* start *
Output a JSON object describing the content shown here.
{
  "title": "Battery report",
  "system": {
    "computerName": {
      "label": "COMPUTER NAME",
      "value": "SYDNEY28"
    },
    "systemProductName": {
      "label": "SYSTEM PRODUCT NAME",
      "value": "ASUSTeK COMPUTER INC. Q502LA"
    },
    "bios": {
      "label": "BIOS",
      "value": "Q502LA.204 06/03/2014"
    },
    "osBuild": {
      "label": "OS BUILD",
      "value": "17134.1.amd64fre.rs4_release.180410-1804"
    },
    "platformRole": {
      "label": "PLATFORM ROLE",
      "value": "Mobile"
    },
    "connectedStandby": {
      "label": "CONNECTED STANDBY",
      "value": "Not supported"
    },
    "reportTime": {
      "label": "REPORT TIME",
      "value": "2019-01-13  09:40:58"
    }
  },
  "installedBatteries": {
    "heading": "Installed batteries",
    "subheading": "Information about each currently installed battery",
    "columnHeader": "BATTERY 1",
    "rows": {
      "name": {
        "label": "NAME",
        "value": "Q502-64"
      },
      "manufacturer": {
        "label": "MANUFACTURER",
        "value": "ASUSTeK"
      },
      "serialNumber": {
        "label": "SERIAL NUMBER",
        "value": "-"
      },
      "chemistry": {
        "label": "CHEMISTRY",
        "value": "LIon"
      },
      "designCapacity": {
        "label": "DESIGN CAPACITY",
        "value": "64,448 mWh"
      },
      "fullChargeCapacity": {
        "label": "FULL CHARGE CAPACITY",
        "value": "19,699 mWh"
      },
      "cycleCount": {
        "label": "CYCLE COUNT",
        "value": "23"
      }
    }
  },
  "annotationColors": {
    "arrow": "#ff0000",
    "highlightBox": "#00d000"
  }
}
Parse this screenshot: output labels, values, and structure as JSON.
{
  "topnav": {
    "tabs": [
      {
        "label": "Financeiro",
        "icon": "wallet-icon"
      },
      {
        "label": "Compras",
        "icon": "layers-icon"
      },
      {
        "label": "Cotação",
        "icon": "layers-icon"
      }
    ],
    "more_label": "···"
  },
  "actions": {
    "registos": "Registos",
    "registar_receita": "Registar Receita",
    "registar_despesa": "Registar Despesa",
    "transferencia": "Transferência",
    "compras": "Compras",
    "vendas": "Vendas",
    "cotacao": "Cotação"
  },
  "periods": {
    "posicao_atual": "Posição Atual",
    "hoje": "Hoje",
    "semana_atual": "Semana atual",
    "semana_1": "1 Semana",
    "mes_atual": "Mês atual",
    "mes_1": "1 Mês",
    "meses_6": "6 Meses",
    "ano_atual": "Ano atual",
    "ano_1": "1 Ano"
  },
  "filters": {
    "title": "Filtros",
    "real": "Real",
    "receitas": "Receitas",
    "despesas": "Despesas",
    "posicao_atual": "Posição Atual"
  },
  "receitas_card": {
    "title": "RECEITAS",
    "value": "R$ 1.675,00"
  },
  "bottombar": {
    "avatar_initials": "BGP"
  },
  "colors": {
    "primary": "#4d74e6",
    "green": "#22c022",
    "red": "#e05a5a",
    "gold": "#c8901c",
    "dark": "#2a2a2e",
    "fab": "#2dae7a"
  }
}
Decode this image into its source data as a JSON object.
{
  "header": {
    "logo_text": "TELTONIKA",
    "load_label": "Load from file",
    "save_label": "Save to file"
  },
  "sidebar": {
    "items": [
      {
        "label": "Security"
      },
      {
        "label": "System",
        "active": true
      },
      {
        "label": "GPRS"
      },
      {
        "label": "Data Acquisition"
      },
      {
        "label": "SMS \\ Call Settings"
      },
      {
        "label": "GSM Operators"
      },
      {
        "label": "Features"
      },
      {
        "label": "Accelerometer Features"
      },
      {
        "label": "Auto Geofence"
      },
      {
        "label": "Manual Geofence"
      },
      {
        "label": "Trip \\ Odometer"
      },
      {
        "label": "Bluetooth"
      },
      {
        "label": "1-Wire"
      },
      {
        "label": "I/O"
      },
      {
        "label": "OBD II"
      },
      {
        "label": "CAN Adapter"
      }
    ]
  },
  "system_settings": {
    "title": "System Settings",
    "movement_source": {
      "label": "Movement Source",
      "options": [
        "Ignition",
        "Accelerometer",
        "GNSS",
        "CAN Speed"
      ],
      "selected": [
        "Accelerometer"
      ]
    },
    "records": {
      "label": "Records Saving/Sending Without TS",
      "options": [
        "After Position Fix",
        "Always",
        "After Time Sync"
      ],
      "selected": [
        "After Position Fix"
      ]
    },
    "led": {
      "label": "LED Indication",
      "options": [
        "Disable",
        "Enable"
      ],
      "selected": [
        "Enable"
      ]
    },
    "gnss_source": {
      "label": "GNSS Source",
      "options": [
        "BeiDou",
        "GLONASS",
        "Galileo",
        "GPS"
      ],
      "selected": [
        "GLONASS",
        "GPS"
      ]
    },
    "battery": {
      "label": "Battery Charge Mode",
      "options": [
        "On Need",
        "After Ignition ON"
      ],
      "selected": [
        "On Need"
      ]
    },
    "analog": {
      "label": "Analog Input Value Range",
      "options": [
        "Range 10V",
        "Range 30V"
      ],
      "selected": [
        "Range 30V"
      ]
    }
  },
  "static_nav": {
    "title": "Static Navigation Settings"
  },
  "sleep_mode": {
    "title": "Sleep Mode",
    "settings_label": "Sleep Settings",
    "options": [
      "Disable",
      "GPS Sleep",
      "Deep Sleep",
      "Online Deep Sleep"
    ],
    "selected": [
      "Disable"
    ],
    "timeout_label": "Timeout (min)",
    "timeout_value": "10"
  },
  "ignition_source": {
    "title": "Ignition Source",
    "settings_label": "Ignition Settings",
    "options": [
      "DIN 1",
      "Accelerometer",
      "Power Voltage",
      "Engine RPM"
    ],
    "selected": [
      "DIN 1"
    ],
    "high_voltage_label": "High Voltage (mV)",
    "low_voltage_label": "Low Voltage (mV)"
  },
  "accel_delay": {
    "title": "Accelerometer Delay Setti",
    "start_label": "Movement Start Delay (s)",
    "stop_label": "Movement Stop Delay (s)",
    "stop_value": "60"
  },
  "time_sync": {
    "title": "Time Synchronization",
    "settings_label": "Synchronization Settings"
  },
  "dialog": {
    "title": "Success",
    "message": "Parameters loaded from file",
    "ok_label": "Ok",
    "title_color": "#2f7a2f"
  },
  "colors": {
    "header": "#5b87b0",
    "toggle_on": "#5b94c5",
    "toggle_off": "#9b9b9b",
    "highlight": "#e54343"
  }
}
* end *
_Stated goal_:
Scan the lines for the string "After". Pick out every line that has it.

_Written solution_:
        "After Position Fix",
        "After Time Sync"
        "After Position Fix"
        "After Ignition ON"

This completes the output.